------ Text excerpt

As a digital marketer, I'm sure you've got a good idea of the most important SEO techniques. It goes without saying that you keep on top of the latest Google updates, your site is mobile friendly and you've developed your social media presence and blogging.
Do you make sure you're optimising your site's images?If you don't, here's why you should and how you can easily optimise your website's images.
Why Image Optimisation Is A Great SEO Strategy
Despite being a massively under used SEO technique, optimising the images on your site can bring in a large amount of traffic from image searches on Google image search and other search engines - making it a great way to get ahead of your competitor on search.
Admittedly image search probably only accounts for about 10% of searches on Google, however if you're competing on competitive terms, 10% can be a significant number of searches and may present the only realistic opportunity to rank in SEO.
Also, following the image optimisation techniques listed below will meet a number of positive SEO criteria, which will help improve the ranking of the page on which the images are used.

------------

- **Do this**:
Answer these questions from the image optimization excerpt:
1. About what share of Google searches does image search account for?
2. Besides Google image search, where else can optimized images bring in traffic from?
3. What will meeting the positive SEO criteria help improve?
Base your answers only on the text above.

------ Data excerpt

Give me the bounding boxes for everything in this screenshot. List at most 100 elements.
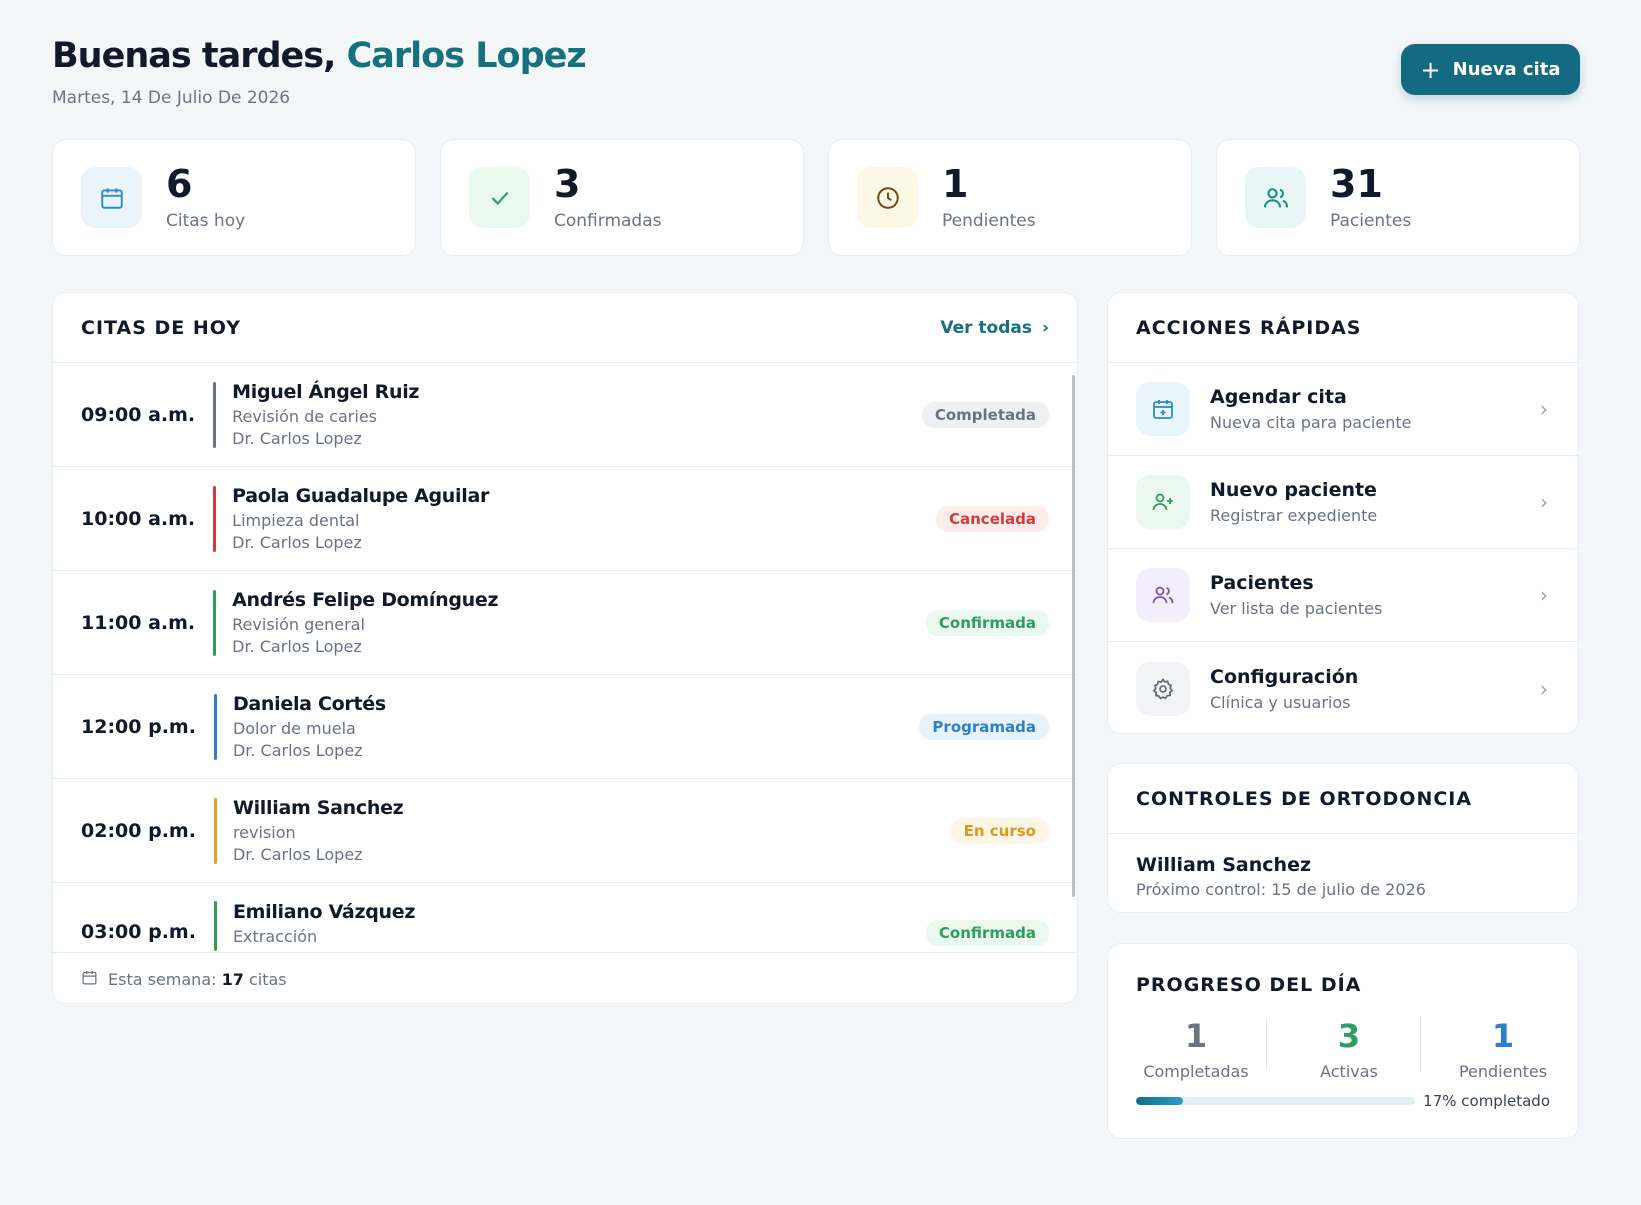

------------

- **Task result**:
1. About 10%
2. Other search engines
3. The ranking of the page on which the images are used